(Figure contents as structured data)
◇ ◇ ◇ ◇ ◇
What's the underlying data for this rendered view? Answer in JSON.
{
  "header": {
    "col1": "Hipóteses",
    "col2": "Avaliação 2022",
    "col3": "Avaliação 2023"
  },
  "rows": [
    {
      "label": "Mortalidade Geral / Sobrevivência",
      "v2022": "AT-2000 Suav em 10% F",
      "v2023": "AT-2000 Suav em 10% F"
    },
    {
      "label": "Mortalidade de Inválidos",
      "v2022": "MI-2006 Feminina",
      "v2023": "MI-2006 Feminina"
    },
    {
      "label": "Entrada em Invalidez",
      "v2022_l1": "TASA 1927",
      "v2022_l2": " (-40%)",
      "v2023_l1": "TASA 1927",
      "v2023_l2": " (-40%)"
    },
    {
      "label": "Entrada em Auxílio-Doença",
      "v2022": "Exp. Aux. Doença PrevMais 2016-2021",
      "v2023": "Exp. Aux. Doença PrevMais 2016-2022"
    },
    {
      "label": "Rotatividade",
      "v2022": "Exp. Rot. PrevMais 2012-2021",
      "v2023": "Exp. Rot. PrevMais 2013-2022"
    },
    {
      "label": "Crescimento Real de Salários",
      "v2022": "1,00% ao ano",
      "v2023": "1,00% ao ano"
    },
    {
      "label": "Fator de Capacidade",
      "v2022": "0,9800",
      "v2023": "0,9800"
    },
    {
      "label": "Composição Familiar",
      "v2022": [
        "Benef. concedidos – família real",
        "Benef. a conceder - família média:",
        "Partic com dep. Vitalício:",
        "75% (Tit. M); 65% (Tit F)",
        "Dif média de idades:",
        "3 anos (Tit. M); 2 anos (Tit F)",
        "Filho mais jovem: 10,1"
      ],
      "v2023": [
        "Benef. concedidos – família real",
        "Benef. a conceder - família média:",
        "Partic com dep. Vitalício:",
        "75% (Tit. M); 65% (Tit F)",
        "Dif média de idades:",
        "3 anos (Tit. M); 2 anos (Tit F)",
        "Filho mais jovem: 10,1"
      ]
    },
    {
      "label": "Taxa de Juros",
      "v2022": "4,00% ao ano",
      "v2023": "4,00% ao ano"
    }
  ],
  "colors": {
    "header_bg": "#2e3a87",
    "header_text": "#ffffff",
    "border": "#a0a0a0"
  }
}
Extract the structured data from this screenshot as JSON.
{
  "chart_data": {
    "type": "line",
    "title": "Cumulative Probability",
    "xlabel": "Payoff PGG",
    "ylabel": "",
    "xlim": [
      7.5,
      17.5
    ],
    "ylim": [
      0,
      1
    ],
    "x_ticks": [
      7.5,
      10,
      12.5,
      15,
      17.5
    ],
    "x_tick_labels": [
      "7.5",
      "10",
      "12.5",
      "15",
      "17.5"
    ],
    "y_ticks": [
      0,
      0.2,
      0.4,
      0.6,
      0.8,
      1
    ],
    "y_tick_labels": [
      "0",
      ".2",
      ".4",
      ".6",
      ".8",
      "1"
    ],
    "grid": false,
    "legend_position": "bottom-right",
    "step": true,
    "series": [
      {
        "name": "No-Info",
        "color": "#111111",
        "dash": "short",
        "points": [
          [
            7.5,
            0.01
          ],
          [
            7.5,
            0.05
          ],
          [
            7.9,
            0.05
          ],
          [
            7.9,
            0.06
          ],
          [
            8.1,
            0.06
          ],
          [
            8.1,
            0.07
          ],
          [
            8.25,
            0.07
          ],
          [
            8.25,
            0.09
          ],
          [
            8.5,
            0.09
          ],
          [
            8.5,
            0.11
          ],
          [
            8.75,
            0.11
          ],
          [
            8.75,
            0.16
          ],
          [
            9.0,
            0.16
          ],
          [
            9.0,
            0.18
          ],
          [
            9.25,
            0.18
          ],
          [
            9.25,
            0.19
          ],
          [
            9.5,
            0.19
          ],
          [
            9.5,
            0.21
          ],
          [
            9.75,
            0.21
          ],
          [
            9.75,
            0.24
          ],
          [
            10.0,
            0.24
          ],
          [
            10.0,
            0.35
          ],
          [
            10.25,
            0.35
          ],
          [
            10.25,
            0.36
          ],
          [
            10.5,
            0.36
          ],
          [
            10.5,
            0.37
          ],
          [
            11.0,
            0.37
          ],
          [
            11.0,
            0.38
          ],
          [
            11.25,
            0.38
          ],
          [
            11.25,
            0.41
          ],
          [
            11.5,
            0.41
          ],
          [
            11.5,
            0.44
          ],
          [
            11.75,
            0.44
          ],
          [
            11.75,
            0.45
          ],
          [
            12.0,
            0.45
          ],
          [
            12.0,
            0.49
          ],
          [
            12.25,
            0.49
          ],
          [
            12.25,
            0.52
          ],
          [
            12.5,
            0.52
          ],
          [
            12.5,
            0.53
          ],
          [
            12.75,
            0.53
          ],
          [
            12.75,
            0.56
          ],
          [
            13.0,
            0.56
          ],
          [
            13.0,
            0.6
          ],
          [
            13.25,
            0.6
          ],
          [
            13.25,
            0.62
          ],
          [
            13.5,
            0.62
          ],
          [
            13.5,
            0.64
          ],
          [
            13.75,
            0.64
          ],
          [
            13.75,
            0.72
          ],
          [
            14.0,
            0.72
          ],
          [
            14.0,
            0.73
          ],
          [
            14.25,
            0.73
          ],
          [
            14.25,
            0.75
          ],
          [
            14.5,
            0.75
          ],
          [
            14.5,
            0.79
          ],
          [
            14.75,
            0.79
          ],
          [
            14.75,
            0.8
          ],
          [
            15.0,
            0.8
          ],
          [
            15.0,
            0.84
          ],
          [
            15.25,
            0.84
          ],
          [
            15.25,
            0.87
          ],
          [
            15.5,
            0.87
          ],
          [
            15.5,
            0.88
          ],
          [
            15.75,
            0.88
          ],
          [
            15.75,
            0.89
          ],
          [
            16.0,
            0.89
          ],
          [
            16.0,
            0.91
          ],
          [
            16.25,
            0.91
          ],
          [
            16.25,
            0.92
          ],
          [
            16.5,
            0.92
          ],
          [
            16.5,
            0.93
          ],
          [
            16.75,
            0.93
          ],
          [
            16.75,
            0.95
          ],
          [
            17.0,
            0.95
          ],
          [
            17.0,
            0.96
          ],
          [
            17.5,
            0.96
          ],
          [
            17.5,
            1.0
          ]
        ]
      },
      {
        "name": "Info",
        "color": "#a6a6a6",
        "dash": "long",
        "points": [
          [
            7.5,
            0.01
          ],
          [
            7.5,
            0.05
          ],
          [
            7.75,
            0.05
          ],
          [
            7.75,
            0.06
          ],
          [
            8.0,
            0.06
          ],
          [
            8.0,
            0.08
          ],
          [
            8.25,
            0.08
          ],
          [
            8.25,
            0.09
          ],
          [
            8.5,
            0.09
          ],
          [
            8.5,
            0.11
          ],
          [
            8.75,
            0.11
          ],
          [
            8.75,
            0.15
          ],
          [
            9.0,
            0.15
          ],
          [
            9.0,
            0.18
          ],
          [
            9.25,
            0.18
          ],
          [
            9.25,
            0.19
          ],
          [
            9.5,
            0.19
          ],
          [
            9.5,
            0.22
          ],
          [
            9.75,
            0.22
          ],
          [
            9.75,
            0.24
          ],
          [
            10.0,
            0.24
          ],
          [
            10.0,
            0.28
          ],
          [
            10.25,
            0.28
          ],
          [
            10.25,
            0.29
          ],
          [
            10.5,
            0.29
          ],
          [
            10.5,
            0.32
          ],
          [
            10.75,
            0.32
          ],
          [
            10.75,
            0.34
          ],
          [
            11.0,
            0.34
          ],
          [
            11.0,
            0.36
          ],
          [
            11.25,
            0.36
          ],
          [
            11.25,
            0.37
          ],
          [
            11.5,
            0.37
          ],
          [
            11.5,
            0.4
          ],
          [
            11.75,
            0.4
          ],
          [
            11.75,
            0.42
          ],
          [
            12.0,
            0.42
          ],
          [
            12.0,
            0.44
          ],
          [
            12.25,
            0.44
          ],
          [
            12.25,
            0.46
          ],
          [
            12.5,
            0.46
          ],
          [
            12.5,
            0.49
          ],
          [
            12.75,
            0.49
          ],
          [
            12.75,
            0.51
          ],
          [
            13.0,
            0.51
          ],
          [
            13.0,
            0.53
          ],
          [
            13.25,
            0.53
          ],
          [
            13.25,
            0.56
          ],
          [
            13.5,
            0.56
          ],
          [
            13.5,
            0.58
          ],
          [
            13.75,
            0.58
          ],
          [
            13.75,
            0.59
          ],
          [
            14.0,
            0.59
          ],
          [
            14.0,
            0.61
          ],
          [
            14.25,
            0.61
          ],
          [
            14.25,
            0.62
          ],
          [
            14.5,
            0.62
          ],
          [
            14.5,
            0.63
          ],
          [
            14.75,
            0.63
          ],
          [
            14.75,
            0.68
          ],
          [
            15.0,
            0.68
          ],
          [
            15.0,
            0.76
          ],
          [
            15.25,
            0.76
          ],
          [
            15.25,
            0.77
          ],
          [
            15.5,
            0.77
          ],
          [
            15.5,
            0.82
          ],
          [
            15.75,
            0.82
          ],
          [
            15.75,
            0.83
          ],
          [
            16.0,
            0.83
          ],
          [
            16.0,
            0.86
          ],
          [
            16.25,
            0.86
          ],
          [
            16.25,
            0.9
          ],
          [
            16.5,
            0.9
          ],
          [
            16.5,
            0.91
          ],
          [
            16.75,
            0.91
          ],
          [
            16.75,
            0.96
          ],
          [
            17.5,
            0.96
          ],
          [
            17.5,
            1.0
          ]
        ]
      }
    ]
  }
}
◇ ◇ ◇ ◇ ◇
● **WHAT TO PRODUCE**
What is the number of lines holding the word "Doença"? State it alone.

● **WRITTEN ANSWER**
3